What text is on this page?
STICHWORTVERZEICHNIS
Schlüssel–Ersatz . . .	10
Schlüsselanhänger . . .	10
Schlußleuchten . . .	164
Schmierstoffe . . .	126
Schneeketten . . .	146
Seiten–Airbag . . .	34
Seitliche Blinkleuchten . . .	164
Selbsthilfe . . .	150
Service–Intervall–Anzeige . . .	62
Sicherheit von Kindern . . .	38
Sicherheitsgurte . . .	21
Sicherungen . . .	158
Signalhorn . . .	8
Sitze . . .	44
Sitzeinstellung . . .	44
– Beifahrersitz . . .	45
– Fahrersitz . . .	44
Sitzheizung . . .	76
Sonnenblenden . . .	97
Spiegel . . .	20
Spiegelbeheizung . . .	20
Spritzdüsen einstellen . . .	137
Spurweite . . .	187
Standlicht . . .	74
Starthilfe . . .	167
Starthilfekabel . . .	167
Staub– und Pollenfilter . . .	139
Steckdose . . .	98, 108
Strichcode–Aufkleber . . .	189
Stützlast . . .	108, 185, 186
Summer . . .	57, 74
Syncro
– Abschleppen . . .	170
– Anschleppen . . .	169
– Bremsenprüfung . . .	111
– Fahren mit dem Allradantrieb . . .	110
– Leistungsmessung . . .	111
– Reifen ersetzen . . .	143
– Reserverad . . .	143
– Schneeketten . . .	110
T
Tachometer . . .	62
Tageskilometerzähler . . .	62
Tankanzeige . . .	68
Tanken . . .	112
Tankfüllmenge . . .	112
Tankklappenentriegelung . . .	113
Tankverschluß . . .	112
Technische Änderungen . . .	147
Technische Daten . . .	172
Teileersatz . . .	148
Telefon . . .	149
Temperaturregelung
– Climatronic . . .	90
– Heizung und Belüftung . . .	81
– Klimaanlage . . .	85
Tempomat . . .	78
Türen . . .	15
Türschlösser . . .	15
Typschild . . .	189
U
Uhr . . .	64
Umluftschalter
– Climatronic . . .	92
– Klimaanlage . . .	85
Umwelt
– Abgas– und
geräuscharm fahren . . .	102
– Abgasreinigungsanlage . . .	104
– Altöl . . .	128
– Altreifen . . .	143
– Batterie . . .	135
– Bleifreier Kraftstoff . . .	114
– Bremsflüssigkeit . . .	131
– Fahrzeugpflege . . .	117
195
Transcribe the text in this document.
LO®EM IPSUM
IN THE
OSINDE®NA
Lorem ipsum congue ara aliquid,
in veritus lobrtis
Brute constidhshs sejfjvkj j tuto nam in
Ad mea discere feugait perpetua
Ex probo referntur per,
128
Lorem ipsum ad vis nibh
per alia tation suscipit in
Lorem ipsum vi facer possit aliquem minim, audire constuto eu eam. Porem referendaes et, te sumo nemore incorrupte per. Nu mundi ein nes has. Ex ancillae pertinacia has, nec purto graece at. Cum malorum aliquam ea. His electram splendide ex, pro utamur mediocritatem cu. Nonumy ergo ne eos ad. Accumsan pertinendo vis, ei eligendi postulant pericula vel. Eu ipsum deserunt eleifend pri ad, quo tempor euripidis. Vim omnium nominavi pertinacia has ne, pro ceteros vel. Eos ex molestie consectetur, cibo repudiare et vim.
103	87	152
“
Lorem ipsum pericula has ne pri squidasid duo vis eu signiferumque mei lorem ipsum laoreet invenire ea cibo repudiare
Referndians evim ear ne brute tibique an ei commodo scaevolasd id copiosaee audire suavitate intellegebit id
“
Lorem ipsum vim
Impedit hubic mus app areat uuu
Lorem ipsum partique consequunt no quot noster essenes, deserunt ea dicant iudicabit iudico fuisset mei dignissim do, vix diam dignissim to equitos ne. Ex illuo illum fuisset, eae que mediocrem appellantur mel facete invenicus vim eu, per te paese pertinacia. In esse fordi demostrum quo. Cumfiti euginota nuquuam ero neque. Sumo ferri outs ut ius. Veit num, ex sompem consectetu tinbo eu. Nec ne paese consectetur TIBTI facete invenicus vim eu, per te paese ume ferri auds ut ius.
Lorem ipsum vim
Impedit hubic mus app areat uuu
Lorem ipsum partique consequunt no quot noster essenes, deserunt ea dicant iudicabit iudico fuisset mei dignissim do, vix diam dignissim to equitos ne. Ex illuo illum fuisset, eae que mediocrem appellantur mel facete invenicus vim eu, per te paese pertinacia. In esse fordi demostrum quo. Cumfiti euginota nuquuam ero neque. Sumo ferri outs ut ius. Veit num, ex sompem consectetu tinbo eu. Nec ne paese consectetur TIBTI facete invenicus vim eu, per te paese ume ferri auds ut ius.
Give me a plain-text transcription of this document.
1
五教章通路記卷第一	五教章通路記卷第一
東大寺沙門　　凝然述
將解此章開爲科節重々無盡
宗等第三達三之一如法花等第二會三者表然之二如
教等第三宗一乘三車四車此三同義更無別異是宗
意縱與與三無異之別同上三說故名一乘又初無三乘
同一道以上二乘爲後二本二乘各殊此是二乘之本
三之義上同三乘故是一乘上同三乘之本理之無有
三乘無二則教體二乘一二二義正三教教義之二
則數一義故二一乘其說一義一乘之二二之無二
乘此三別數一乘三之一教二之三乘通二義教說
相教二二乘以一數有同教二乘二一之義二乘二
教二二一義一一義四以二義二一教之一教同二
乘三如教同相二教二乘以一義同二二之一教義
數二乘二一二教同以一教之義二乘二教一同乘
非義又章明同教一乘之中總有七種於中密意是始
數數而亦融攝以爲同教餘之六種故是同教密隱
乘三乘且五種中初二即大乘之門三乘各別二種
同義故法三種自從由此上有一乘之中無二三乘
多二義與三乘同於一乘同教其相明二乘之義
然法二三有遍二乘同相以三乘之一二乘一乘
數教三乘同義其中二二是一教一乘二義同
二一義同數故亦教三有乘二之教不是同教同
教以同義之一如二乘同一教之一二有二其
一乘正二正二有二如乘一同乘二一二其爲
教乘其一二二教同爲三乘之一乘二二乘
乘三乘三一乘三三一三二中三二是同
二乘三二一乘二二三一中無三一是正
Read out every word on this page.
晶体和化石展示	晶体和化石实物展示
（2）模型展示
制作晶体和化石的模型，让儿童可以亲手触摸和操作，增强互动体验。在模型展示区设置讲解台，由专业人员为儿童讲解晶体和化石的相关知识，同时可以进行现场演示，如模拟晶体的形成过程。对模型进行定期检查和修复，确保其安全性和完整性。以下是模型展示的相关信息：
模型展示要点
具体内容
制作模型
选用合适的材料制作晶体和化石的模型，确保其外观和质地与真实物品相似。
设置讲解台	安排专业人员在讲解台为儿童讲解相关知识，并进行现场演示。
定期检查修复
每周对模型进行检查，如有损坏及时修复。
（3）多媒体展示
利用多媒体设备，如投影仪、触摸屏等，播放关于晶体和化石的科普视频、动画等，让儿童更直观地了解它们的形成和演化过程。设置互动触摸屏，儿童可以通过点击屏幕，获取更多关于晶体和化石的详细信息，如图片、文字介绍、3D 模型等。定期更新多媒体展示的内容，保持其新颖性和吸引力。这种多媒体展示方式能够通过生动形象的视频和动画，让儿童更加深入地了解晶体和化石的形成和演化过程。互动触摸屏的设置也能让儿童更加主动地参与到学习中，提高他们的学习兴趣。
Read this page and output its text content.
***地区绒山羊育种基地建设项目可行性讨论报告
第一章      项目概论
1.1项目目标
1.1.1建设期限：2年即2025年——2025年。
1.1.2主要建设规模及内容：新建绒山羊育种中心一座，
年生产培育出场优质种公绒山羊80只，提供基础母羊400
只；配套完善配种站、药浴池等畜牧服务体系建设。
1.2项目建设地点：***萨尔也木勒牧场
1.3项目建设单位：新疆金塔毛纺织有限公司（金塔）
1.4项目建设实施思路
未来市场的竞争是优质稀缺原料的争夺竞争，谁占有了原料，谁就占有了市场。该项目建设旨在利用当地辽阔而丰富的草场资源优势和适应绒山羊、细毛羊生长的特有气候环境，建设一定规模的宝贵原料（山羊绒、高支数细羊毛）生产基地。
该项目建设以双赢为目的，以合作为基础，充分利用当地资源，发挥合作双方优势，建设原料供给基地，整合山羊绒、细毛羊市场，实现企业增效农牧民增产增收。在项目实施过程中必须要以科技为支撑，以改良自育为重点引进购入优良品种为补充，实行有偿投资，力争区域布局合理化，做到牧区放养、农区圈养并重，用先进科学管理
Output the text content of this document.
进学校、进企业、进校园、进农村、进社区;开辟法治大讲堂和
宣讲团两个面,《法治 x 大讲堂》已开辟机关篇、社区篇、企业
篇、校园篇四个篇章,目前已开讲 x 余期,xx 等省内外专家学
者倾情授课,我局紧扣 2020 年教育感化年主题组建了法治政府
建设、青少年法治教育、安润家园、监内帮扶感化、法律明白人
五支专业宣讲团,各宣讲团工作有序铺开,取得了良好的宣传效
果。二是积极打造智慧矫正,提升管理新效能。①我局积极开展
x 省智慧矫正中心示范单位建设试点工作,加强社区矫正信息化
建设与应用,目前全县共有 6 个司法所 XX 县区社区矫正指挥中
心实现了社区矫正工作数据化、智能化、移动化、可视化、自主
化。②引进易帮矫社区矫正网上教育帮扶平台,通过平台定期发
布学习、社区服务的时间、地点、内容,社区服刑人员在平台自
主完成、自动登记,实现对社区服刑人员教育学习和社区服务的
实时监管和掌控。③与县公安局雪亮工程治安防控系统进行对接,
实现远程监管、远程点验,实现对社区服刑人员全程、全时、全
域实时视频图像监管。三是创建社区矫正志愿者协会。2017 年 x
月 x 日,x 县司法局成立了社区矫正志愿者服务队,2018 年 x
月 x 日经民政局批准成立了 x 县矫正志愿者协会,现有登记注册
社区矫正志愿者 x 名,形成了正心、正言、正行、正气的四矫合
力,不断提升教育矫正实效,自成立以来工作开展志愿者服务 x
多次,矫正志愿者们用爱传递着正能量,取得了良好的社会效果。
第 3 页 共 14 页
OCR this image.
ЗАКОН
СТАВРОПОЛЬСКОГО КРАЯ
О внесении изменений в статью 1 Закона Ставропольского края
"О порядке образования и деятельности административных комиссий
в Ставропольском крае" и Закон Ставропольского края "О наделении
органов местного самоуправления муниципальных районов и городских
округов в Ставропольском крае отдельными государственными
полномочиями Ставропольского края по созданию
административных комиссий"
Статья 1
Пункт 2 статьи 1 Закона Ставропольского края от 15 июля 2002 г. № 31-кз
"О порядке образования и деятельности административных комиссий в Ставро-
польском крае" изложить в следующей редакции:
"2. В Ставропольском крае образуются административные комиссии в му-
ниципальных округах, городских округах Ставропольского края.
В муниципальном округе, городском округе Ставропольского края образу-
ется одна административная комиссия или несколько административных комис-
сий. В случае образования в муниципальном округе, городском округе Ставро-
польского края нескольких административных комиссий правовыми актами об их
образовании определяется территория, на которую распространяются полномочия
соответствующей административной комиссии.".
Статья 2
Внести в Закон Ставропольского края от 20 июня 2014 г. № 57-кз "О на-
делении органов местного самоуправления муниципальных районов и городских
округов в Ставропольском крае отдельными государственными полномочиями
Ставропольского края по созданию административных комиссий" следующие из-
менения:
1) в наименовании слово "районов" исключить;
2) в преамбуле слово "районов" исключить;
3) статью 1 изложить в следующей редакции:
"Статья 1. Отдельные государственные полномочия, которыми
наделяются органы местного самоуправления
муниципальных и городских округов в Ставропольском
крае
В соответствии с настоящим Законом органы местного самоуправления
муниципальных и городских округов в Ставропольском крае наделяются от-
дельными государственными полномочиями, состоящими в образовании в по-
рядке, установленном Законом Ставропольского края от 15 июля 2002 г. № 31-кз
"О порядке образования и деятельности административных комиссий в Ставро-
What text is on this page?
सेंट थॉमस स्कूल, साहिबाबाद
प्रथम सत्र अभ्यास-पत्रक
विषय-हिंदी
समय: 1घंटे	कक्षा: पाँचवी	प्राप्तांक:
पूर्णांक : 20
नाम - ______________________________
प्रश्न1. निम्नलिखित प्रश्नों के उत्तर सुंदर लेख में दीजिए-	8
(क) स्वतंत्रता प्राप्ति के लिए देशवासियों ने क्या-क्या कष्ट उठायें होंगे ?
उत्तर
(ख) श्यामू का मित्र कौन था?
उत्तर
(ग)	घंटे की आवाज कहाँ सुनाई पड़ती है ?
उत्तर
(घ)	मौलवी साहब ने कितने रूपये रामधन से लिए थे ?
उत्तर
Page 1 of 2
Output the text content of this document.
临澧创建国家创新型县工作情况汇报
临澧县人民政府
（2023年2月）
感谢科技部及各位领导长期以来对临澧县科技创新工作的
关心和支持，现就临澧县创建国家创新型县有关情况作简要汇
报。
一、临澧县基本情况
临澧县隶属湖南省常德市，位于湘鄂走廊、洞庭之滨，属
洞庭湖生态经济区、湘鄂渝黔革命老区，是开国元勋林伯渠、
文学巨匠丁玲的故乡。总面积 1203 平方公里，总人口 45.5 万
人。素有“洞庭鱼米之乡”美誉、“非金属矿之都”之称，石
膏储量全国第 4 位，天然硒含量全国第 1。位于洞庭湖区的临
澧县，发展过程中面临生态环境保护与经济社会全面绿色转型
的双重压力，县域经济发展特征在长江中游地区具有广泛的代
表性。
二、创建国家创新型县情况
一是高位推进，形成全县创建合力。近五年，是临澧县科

☆ ☆ ☆

Pull out every line of the records that includes the string "Read".

Read out every word on this page.
Read this page and output its text content.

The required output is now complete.